◆ PROBLEM DETAILS ◆
How many lines in the records below hold the string "Process"? Please answer with the number and nothing more.

-- start --

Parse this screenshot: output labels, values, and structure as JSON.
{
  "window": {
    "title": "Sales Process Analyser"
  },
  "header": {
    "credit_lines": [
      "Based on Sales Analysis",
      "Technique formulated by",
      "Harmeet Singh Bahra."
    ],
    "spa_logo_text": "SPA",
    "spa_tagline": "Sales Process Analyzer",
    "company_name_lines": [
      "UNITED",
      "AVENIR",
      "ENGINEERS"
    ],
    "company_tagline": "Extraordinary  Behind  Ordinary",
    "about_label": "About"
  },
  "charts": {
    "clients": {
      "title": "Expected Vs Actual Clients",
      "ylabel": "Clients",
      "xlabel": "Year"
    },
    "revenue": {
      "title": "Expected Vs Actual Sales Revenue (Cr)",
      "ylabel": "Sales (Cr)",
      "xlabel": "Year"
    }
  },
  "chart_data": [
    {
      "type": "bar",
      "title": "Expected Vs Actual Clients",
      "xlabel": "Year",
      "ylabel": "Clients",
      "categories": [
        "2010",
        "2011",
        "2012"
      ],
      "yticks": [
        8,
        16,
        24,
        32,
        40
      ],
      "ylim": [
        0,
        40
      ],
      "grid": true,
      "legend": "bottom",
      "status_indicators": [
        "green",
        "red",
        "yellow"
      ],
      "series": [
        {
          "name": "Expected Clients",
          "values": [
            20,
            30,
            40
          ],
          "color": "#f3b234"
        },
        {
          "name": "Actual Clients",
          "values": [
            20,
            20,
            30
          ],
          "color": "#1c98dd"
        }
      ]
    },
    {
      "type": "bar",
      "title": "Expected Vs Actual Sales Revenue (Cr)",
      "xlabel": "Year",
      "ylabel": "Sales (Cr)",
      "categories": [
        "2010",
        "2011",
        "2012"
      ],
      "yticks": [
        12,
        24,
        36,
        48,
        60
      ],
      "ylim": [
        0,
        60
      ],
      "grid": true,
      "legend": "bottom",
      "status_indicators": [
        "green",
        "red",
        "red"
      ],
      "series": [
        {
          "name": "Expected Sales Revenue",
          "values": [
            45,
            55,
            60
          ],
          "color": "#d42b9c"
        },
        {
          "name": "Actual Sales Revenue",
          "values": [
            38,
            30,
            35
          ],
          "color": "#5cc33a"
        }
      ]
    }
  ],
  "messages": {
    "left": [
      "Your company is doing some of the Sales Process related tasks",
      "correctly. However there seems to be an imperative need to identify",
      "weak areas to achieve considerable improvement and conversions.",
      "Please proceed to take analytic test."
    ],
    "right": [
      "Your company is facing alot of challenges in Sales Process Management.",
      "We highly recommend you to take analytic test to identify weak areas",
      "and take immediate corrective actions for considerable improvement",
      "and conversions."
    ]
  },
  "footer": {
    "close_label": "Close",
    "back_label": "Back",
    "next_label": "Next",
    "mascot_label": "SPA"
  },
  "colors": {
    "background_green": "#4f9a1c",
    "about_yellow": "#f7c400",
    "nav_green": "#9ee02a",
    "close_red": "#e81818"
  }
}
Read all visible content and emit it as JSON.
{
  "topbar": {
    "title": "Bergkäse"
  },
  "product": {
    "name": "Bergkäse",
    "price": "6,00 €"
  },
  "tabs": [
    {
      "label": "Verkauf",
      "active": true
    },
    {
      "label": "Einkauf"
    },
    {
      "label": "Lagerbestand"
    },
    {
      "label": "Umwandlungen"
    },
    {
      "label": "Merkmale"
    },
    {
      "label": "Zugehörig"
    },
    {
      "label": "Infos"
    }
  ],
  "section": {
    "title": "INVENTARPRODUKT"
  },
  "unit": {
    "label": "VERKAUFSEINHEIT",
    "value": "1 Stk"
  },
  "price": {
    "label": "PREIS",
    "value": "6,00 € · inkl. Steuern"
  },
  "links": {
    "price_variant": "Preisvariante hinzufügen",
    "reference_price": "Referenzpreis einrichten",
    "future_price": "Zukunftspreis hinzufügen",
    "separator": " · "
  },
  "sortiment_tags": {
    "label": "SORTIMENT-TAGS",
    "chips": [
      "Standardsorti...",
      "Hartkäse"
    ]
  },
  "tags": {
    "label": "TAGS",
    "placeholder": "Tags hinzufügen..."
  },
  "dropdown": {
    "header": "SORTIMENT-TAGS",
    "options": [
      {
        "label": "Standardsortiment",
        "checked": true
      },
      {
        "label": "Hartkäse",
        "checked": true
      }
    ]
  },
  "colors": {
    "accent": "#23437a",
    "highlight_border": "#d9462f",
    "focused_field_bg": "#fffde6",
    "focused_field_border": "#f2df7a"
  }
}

-- end --
-- start --

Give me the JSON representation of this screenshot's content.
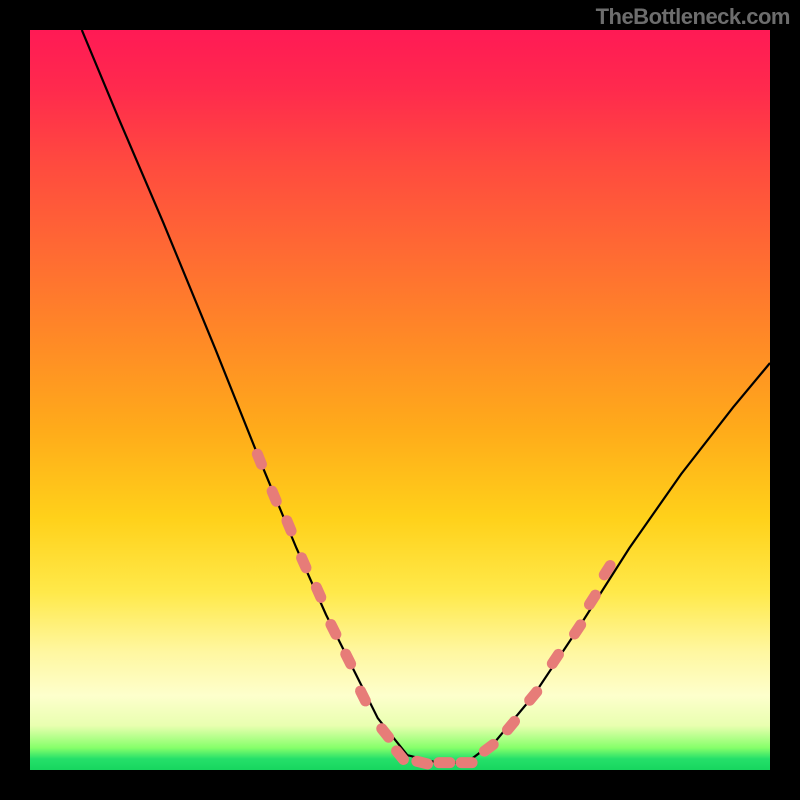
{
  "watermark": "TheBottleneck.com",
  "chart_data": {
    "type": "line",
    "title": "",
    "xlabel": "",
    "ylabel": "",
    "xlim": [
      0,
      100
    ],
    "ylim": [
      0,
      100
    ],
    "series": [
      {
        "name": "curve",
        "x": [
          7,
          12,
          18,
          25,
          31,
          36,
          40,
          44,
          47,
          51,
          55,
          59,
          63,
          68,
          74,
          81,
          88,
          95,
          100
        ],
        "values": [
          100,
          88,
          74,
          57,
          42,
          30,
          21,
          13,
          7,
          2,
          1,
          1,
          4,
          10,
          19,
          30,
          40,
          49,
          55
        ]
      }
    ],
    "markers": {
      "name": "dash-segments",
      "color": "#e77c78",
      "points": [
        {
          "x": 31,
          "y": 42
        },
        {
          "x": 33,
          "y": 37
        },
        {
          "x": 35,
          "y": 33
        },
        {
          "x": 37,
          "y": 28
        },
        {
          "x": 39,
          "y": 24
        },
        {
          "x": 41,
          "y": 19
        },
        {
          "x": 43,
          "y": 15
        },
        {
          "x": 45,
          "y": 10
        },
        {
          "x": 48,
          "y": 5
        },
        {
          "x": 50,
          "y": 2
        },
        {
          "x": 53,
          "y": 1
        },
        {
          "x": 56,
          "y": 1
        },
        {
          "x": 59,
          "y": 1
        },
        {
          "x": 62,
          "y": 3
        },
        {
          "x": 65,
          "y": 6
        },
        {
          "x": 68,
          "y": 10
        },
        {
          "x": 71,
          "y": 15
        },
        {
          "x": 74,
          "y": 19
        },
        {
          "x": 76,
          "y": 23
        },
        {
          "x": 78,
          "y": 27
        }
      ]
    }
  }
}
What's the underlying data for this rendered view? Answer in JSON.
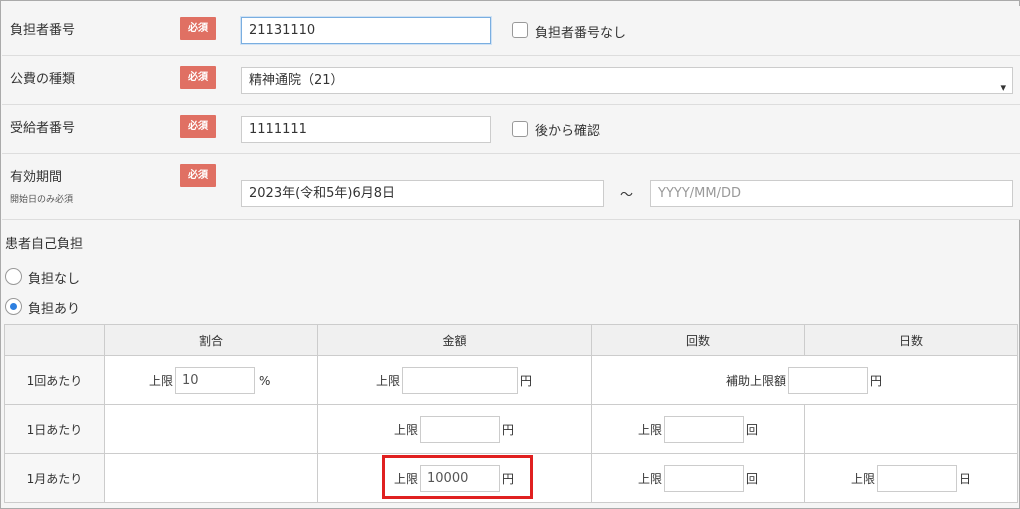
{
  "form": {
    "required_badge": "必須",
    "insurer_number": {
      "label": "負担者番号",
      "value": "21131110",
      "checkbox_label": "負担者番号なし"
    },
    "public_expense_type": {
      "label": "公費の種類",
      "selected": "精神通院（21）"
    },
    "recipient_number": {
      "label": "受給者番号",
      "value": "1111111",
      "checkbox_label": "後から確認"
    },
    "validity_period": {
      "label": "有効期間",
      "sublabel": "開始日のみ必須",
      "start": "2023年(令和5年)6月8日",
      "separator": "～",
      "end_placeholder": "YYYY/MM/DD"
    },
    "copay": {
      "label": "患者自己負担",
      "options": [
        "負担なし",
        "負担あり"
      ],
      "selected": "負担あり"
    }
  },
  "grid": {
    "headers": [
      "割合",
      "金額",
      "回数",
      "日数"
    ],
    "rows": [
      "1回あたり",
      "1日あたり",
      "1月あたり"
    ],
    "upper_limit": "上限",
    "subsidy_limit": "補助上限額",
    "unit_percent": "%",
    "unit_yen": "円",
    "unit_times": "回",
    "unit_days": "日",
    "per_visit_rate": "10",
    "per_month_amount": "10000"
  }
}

-- end --

◆ RESPONSE ◆
4